TASK BRIEF: Identify the lines bearing the string "материя" and gather them.
:: DATA EXCERPTS ::
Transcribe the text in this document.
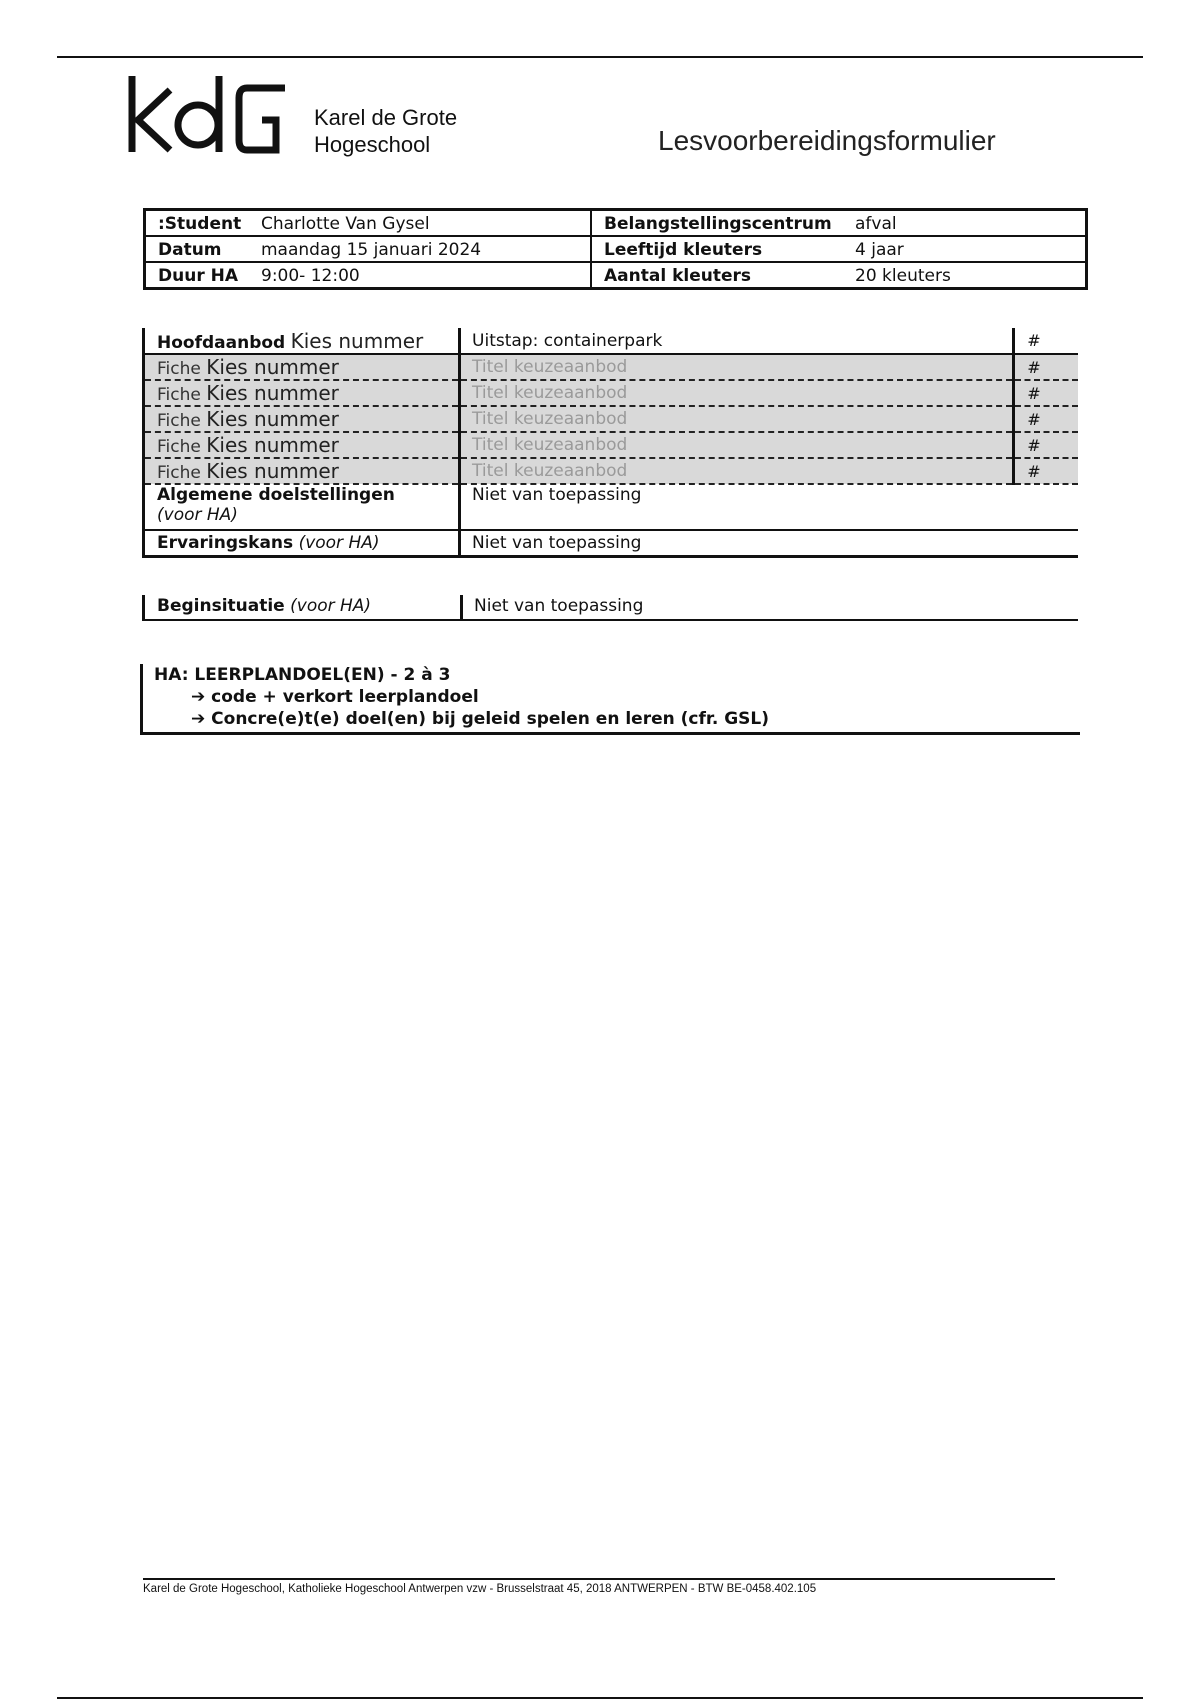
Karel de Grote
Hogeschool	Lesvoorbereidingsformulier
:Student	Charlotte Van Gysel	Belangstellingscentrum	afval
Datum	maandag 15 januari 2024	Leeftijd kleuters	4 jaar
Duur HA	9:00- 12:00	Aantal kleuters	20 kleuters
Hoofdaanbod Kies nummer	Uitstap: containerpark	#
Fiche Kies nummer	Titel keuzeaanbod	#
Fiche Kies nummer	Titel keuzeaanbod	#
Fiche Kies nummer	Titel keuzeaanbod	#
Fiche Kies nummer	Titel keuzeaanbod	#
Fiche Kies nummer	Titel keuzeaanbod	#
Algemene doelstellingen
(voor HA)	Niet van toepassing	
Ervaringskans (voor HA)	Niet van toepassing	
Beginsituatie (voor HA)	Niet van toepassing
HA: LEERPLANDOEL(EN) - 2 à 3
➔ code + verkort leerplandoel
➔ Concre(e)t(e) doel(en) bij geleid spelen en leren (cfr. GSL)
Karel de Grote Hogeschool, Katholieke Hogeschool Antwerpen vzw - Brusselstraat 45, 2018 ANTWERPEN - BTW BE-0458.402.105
:::
:: DATA EXCERPTS ::
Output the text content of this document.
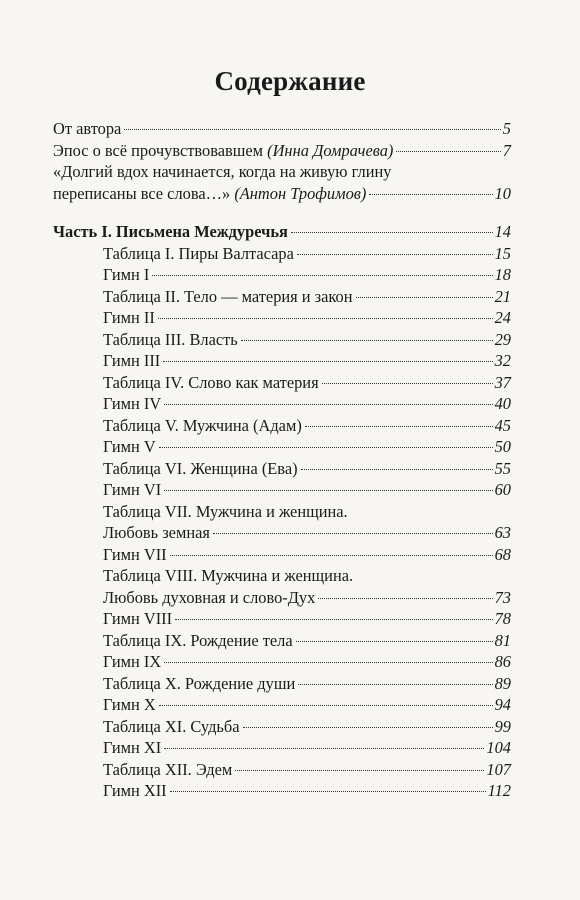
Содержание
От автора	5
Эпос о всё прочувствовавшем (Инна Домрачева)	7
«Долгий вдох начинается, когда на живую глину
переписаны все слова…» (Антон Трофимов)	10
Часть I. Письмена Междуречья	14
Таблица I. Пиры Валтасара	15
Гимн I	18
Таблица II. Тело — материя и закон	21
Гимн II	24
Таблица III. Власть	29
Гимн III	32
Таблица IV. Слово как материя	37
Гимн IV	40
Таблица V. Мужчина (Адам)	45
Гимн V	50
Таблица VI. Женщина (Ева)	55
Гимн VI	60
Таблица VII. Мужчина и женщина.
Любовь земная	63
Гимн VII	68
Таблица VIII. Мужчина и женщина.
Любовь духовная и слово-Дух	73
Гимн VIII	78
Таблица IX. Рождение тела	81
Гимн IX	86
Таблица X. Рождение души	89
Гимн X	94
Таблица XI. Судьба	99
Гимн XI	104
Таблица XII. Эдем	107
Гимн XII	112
:::
ANSWER TO THE EXERCISE:
Таблица II. Тело — материя и закон	21
Таблица IV. Слово как материя	37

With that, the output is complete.